* begin *
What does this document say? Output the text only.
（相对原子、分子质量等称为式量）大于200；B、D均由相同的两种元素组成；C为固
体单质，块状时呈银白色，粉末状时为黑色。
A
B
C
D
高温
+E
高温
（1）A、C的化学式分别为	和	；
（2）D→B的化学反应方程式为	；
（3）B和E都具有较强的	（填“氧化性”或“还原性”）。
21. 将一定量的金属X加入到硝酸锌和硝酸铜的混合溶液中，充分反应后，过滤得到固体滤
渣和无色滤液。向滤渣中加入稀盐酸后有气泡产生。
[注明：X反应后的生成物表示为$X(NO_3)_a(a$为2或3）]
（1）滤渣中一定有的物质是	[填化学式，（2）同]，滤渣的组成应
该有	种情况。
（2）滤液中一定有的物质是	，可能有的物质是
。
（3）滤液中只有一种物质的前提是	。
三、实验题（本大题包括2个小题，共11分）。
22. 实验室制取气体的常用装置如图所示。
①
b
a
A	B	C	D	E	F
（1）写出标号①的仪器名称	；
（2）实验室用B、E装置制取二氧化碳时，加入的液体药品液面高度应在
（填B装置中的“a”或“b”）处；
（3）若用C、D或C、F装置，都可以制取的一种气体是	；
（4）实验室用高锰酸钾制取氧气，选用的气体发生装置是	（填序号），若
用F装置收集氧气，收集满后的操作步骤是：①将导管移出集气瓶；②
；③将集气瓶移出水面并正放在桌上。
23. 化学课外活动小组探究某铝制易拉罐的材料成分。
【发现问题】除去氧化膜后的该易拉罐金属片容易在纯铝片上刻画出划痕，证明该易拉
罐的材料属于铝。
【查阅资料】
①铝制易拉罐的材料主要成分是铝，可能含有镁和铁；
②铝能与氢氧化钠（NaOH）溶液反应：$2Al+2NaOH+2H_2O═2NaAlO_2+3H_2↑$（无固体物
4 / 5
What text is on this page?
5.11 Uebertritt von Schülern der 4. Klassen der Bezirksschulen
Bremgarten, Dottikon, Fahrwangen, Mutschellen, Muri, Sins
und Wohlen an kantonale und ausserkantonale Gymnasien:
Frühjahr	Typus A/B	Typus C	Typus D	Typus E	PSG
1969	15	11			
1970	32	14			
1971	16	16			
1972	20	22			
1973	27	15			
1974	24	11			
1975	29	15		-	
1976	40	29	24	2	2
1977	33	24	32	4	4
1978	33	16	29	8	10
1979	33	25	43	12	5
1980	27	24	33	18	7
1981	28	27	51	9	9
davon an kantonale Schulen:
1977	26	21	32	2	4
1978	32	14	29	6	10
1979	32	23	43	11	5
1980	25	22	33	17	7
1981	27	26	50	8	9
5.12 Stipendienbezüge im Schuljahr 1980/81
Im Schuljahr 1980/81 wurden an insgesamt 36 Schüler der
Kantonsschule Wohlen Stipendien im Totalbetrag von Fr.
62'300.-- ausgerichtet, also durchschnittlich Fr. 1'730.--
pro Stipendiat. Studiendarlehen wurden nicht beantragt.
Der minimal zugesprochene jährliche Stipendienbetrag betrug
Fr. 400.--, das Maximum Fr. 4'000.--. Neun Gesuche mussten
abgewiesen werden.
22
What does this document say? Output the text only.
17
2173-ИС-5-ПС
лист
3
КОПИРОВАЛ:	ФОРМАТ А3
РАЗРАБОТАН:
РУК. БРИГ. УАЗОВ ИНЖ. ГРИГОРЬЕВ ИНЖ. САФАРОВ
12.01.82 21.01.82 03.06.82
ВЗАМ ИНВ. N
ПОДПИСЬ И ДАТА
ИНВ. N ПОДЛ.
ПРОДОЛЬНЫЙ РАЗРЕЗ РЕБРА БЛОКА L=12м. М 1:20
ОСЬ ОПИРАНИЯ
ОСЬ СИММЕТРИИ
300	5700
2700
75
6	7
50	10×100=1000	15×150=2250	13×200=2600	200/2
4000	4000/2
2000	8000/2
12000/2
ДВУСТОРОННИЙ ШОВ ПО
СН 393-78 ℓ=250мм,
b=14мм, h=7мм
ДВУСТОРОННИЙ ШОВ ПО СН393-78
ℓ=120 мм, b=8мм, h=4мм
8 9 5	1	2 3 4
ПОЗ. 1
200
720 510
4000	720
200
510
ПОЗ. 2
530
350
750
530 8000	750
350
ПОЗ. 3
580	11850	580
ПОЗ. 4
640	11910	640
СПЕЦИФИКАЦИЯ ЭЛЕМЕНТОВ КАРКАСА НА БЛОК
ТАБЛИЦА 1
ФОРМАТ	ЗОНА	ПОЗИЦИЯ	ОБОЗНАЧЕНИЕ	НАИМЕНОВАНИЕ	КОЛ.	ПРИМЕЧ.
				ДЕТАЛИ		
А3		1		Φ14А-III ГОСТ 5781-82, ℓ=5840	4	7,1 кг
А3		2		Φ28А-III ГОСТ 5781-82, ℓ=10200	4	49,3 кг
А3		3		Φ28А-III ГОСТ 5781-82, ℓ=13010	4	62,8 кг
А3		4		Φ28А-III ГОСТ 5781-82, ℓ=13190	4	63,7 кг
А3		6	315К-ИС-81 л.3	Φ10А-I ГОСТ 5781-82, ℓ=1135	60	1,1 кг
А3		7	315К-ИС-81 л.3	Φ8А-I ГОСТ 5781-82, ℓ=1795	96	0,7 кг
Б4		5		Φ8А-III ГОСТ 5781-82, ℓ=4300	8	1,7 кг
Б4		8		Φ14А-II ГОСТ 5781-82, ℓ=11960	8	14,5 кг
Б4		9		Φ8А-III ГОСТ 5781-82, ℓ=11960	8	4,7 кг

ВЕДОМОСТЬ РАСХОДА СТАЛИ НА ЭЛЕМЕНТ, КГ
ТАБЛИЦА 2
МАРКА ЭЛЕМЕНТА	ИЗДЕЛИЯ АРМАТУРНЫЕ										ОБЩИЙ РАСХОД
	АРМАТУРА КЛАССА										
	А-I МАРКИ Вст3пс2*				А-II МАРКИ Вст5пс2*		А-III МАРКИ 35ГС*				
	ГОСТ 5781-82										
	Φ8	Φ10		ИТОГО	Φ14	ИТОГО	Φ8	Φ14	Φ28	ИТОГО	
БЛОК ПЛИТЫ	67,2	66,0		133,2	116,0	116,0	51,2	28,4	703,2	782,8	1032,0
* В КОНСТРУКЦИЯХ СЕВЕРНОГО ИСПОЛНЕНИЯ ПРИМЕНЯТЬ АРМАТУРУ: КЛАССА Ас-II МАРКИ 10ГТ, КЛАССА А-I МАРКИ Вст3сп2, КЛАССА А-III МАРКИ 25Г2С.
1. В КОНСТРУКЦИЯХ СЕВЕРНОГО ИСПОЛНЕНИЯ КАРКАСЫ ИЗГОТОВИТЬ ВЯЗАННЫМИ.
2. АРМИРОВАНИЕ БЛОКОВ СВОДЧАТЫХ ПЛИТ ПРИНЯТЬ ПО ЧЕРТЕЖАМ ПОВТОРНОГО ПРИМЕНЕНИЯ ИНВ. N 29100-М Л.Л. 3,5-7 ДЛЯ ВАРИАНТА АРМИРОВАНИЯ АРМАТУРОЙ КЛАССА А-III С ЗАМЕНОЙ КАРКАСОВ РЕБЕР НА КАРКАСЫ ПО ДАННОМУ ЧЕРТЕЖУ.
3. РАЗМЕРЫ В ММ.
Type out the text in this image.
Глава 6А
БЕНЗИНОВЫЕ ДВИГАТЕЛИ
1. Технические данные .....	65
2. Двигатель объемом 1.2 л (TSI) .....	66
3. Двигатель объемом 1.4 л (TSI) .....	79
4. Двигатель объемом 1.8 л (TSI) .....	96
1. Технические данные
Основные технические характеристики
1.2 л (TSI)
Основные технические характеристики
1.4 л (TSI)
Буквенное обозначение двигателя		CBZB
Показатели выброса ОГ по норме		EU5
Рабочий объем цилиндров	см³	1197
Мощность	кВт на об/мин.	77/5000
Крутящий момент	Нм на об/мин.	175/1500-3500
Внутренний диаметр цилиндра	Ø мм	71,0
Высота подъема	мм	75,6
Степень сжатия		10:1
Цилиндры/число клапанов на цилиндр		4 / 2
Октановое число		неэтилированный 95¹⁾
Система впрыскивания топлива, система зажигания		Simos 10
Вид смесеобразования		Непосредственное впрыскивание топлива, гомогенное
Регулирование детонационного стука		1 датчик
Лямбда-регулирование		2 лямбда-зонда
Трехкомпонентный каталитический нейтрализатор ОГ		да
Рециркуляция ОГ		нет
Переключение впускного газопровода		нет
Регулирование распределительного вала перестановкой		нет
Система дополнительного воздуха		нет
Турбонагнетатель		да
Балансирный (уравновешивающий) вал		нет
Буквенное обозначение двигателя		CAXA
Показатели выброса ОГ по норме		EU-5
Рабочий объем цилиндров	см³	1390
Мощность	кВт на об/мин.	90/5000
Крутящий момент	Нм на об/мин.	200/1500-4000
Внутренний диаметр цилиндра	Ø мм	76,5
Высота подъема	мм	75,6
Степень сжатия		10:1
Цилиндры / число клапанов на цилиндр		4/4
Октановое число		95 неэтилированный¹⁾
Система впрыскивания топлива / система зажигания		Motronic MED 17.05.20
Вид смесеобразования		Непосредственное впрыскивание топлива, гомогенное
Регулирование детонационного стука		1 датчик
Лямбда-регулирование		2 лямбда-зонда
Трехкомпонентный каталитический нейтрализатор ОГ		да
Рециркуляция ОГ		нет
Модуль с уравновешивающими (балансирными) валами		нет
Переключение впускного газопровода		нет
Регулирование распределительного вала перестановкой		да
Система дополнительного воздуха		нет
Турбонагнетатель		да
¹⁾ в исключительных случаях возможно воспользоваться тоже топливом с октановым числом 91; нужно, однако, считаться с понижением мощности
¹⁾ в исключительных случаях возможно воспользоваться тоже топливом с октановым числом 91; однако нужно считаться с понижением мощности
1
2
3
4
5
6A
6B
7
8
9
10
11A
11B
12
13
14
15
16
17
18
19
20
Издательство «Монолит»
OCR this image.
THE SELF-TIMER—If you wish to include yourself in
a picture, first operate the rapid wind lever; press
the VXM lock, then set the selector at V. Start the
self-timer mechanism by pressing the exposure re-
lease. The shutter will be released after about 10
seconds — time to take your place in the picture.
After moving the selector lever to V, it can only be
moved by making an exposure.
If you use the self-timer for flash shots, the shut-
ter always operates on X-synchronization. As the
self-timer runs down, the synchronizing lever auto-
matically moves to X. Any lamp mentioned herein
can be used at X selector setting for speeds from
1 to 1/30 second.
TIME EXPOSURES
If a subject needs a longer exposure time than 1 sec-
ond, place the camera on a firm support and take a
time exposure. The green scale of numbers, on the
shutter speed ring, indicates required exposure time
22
* end *
• Instruction
Return each line among the entries that holds the word "воспользоваться".

• Solution
¹⁾ в исключительных случаях возможно воспользоваться тоже топливом с октановым числом 91; нужно, однако, считаться с понижением мощности
¹⁾ в исключительных случаях возможно воспользоваться тоже топливом с октановым числом 91; однако нужно считаться с понижением мощности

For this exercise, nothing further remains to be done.